**Source text**
A Look at the Central Block of the Hufeisensiedlung Residential Complex (1925–1933)

Last year, at the suggestion and introduction of engineer Javad Hatami, I visited the Hufeisensiedlung social housing project (the Horseshoe Estate) (Figure 1) in Berlin—a work by Martin Wagner, architect and urban planner, and Bruno Taut, architect, urban planner, and prominent theorist of the early twentieth century. Upon my first encounter with the central block of the complex—itself part of a larger urban project—I realized that the experience far exceeded a mere visit to a frozen fragment of modern architectural history. It became one of my purest encounters with modern architectural spaces; and remarkably, this quality, unlike many pioneering works of modern architecture, arose not through formal exhibitionism but, like a spell, from the depths of formal humility. But where did this inexplicable magic originate? How is it possible that the enchantment of architecture, after nearly a century, still emerges from simple volumes and an apparently elementary arrangement, remaining effective? This question became one of my mental preoccupations over the past year. Interestingly, I had experienced something similar shortly before—not in the realm of architecture, but in cinema: Perfect Days, directed by the German filmmaker Wim Wenders, is a film in praise of everyday life, slowness, and nostalgia that challenges some of the most self-evident principles of mainstream cinema—such as dependence on excitement,

dramatic narrative, special effects, and technical innovation. If Wenders in Perfect Days seeks to critique these principles and propose an alternative aesthetics in cinema, the restless spirit of Bruno Taut's era—this socialist-anarchist architect and theorist, wandering between momentous industrial transformations and fundamental reconfigurations of social formations—yearns for the delineation of new architectural principles in the dream of perfect days: principles that compel us to reconsider certain taken-for-granted values of the mainstream architecture of his day.

**Given information**

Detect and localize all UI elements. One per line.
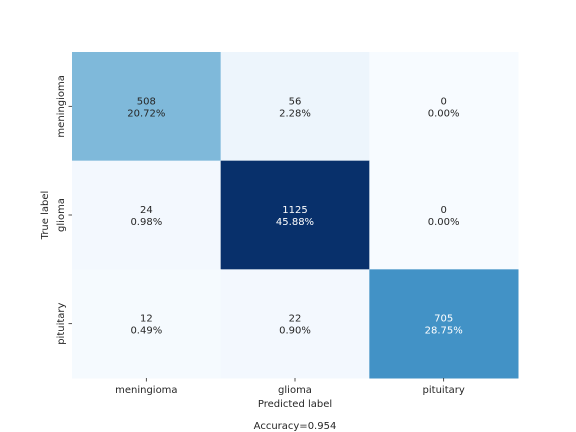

**Directives**
a. List the principles of mainstream cinema that the Hufeisensiedlung essay says Perfect Days challenges.
b. According to the Hufeisensiedlung essay, in what city is the Hufeisensiedlung housing project?
c. Update the part of the Hufeisensiedlung essay that begins at "dramatic narrative, special" and stops after "of his day.", putting "radical" in place of "socialist-anarchist".
The data here comes from a different source than the essay.

**Outputs for the tasks**
a. Dependence on excitement, dramatic narrative, special effects, and technical innovation.

b. Berlin.

c.
dramatic narrative, special effects, and technical innovation. If Wenders in Perfect Days seeks to critique these principles and propose an alternative aesthetics in cinema, the restless spirit of Bruno Taut's era—this radical architect and theorist, wandering between momentous industrial transformations and fundamental reconfigurations of social formations—yearns for the delineation of new architectural principles in the dream of perfect days: principles that compel us to reconsider certain taken-for-granted values of the mainstream architecture of his day.